§ **Material**:
— start —

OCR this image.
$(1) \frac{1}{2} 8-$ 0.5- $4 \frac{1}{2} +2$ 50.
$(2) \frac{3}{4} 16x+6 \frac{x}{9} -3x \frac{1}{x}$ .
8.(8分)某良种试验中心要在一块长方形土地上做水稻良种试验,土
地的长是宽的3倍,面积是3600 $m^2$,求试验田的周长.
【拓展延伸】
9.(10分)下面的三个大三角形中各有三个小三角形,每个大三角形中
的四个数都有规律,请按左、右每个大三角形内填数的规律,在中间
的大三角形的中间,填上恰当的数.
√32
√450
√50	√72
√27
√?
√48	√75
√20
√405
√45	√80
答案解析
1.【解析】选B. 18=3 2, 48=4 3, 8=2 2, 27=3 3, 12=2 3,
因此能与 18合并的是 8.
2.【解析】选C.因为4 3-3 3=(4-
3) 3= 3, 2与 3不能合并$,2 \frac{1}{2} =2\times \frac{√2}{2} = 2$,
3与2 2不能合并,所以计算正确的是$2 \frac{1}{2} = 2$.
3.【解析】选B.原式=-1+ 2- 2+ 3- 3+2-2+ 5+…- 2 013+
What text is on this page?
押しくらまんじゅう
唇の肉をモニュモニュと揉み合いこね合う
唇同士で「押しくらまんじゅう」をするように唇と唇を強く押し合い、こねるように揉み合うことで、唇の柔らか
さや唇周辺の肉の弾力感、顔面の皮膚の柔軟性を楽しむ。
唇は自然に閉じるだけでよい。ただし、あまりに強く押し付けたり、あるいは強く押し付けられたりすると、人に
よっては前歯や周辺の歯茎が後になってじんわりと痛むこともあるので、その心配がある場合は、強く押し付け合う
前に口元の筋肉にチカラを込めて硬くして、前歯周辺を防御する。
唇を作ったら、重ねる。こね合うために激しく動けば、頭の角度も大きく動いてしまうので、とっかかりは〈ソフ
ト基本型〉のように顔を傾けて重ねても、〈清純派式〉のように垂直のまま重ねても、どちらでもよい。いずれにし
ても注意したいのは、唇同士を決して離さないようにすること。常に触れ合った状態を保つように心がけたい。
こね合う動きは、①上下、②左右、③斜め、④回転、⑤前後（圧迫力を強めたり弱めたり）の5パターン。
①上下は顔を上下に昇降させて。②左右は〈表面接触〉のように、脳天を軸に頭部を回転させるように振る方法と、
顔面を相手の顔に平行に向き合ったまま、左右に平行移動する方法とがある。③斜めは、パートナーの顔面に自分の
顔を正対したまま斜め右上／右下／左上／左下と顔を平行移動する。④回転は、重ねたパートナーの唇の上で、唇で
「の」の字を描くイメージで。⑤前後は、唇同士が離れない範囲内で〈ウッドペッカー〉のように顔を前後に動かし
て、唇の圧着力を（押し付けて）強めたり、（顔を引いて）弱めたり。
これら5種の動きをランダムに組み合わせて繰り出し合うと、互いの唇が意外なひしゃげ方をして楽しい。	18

— end —

§ **Work to do**: Show every line of the records above that contains the word "押しくらまんじゅう".

§ **Answer for this exercise**:
押しくらまんじゅう
唇同士で「押しくらまんじゅう」をするように唇と唇を強く押し合い、こねるように揉み合うことで、唇の柔らか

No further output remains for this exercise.